For the data below, work out how many lines include the string "content" and report only the number.
START Given information
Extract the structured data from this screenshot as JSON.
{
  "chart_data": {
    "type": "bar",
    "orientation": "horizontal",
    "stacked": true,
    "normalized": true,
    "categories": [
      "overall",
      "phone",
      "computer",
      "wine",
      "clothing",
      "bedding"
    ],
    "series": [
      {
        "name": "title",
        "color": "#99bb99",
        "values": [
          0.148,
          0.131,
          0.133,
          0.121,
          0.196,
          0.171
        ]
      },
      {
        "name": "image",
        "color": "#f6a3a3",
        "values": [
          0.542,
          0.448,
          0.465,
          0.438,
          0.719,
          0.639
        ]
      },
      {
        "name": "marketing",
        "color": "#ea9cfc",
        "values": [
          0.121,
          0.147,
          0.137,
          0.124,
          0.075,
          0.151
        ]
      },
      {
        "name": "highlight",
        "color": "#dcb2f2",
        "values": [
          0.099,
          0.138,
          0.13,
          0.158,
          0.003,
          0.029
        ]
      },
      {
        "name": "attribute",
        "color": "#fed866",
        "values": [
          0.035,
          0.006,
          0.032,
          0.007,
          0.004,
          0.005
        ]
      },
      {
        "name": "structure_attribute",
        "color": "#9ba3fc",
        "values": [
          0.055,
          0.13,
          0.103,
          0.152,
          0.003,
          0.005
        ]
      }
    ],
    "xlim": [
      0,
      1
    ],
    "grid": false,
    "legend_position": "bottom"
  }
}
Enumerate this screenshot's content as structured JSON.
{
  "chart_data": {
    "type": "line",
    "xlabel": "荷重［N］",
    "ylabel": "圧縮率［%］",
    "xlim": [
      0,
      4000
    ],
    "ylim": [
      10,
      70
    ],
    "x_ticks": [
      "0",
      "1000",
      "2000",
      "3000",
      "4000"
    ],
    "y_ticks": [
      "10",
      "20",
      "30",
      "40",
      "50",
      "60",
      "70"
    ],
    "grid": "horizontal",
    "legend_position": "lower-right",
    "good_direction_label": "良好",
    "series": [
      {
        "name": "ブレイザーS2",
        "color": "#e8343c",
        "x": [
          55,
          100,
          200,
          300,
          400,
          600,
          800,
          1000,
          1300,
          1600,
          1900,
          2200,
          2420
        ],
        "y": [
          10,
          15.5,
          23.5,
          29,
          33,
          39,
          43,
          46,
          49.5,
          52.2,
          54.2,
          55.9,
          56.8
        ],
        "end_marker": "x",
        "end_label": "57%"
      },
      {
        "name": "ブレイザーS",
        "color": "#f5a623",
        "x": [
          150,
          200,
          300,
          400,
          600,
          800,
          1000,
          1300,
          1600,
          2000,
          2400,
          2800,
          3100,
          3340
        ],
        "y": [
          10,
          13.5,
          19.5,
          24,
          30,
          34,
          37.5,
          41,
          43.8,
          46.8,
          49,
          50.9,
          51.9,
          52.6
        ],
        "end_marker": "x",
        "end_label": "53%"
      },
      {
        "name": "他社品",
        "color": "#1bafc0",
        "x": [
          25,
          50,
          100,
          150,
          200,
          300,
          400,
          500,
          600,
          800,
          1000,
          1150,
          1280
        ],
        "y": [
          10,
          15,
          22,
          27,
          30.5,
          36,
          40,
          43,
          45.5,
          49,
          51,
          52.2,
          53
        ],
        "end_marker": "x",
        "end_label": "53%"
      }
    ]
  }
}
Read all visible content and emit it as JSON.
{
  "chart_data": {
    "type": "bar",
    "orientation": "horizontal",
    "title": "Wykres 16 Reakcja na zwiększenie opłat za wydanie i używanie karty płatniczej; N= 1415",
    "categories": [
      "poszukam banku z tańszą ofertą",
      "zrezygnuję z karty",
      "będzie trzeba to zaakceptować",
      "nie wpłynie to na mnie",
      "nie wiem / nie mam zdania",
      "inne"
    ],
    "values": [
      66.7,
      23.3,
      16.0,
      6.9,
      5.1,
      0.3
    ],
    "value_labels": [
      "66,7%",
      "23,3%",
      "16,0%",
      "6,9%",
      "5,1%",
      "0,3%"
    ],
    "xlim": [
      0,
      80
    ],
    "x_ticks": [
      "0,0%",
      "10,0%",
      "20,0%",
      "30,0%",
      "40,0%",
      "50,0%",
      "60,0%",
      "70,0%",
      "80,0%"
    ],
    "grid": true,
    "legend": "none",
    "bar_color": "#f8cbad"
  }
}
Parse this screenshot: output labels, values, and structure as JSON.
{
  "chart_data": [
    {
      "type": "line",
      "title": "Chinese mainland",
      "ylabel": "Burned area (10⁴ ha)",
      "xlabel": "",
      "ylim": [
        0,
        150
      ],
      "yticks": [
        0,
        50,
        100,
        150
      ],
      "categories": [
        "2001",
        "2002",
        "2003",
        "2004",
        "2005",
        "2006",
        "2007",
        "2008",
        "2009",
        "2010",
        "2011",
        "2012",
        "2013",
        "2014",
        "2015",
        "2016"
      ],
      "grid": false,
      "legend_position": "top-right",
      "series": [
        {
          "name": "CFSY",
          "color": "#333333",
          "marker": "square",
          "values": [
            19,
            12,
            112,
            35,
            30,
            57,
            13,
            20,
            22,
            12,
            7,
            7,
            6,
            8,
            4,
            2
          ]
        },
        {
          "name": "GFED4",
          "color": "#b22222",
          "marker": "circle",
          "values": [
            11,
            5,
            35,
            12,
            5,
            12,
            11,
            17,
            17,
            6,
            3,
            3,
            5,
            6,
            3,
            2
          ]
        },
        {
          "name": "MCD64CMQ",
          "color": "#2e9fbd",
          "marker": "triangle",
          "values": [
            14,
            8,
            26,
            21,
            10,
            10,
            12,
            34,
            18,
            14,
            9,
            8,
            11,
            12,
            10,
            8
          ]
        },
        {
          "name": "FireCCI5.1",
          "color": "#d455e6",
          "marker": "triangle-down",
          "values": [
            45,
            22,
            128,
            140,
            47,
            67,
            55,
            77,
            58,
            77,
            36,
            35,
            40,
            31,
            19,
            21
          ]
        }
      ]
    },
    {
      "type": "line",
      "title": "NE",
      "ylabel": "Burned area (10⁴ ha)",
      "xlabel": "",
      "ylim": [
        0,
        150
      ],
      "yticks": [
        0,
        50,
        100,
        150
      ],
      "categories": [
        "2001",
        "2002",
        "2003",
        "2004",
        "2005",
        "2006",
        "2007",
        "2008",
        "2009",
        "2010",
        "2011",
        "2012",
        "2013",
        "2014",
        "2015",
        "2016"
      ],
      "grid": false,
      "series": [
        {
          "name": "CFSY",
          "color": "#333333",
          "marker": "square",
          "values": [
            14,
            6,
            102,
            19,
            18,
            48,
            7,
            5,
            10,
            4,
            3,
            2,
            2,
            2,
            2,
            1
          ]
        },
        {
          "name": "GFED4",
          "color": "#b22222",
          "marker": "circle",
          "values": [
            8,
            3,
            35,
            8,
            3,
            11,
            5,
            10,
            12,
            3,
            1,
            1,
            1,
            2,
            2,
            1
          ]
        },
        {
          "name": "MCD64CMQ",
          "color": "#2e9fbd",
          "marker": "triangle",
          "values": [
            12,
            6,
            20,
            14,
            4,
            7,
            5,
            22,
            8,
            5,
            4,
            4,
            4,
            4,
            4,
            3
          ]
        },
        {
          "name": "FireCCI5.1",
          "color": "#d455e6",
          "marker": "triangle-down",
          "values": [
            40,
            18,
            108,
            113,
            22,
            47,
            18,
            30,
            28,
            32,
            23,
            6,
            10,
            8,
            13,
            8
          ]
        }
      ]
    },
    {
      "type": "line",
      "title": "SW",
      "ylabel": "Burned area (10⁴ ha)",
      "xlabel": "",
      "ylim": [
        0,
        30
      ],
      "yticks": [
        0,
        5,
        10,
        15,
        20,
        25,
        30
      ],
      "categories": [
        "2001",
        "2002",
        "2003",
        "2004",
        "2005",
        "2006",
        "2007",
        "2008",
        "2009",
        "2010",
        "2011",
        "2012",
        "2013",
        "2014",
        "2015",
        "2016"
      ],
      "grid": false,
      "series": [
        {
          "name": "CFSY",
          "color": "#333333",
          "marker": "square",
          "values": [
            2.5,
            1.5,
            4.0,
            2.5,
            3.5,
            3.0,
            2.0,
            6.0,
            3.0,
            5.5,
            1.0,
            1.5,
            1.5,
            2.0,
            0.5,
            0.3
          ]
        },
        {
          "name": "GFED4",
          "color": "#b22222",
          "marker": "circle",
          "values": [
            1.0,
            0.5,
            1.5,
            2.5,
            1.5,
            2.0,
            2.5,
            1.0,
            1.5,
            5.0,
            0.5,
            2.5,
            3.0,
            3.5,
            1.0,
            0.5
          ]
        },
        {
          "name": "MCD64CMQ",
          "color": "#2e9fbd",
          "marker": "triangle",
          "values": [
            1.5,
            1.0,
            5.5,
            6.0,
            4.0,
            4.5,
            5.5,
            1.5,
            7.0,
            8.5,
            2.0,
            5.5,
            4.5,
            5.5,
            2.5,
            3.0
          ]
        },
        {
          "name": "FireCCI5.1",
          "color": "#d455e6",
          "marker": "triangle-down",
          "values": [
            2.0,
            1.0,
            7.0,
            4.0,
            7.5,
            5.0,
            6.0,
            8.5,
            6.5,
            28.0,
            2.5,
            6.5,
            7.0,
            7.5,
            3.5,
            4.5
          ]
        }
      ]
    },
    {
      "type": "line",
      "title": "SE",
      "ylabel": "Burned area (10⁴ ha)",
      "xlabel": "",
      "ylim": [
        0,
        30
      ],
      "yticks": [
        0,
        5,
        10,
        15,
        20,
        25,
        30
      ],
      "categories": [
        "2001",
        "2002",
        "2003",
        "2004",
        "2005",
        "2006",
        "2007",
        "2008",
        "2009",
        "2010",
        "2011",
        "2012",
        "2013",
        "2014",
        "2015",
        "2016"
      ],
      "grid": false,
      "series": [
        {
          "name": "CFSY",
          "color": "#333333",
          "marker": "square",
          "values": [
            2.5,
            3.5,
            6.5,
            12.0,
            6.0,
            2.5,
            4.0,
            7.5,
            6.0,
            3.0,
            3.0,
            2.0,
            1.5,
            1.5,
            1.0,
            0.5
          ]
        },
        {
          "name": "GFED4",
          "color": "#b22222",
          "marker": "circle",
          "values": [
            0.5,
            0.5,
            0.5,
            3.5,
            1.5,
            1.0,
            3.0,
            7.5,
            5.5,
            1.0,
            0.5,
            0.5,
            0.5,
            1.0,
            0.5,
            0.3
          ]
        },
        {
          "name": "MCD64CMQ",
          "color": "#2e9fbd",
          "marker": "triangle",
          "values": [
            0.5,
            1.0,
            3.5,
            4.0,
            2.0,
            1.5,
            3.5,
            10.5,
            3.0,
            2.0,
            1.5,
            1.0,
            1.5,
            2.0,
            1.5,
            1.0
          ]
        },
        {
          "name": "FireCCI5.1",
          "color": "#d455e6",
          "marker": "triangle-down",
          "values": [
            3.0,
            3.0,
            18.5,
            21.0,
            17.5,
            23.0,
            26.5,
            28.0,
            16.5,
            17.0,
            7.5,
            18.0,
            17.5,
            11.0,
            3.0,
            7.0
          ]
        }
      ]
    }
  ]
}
END Given information
## Task solution
2